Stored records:
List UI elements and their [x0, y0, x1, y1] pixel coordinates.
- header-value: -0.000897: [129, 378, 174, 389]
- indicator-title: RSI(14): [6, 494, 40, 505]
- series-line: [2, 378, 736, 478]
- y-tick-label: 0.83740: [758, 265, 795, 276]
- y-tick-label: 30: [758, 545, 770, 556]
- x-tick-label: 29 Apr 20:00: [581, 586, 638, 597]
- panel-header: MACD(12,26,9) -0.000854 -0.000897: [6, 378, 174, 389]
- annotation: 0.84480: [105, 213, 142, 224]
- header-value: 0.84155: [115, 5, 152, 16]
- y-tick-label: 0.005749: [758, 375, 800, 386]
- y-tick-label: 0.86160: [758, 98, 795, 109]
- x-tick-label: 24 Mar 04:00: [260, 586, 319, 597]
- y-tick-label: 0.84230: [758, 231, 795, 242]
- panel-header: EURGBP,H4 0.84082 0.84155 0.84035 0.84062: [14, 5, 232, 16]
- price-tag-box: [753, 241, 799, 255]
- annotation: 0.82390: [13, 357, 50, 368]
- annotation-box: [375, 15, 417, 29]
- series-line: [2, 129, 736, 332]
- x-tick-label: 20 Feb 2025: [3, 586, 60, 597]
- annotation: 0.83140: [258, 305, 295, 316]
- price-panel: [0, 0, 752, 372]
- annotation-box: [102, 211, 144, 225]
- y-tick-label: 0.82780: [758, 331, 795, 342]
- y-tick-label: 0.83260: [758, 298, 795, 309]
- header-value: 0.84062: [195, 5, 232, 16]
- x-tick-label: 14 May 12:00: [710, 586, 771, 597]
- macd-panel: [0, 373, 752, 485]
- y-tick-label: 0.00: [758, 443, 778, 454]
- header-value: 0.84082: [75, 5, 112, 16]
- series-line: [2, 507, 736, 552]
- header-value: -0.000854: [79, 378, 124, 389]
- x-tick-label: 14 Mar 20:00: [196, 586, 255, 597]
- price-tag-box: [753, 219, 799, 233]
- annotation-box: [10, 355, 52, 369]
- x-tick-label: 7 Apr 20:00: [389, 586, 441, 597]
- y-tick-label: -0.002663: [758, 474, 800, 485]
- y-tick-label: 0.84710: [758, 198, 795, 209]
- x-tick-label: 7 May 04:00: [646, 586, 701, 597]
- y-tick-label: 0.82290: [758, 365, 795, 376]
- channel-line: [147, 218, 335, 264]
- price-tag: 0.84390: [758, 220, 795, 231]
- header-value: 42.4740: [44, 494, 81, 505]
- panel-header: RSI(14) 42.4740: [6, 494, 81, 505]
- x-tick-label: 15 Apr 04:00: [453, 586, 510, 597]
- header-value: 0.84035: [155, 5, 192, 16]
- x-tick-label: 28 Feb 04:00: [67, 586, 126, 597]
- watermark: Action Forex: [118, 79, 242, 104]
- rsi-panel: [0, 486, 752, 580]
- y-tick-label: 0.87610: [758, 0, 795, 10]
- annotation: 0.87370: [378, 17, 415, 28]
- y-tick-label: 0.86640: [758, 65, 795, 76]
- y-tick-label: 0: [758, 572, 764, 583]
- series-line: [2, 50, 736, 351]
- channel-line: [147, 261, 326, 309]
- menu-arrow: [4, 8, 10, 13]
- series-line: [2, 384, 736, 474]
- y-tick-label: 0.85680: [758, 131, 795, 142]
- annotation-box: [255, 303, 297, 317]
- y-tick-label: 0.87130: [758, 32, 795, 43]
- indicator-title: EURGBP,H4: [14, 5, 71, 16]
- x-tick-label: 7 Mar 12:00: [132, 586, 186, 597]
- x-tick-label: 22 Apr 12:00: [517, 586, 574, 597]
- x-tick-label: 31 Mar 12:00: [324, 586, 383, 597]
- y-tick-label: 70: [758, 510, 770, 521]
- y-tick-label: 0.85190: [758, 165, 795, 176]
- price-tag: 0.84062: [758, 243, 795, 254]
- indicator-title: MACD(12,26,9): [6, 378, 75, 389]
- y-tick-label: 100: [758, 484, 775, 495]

▸ **The request**
Echo the rows from the start through the line containing "- annotation-box: [375, 15, 417, 29]", including that line.

▸ **Answer for this exercise**
List UI elements and their [x0, y0, x1, y1] pixel coordinates.
- header-value: -0.000897: [129, 378, 174, 389]
- indicator-title: RSI(14): [6, 494, 40, 505]
- series-line: [2, 378, 736, 478]
- y-tick-label: 0.83740: [758, 265, 795, 276]
- y-tick-label: 30: [758, 545, 770, 556]
- x-tick-label: 29 Apr 20:00: [581, 586, 638, 597]
- panel-header: MACD(12,26,9) -0.000854 -0.000897: [6, 378, 174, 389]
- annotation: 0.84480: [105, 213, 142, 224]
- header-value: 0.84155: [115, 5, 152, 16]
- y-tick-label: 0.005749: [758, 375, 800, 386]
- y-tick-label: 0.86160: [758, 98, 795, 109]
- x-tick-label: 24 Mar 04:00: [260, 586, 319, 597]
- y-tick-label: 0.84230: [758, 231, 795, 242]
- panel-header: EURGBP,H4 0.84082 0.84155 0.84035 0.84062: [14, 5, 232, 16]
- price-tag-box: [753, 241, 799, 255]
- annotation: 0.82390: [13, 357, 50, 368]
- annotation-box: [375, 15, 417, 29]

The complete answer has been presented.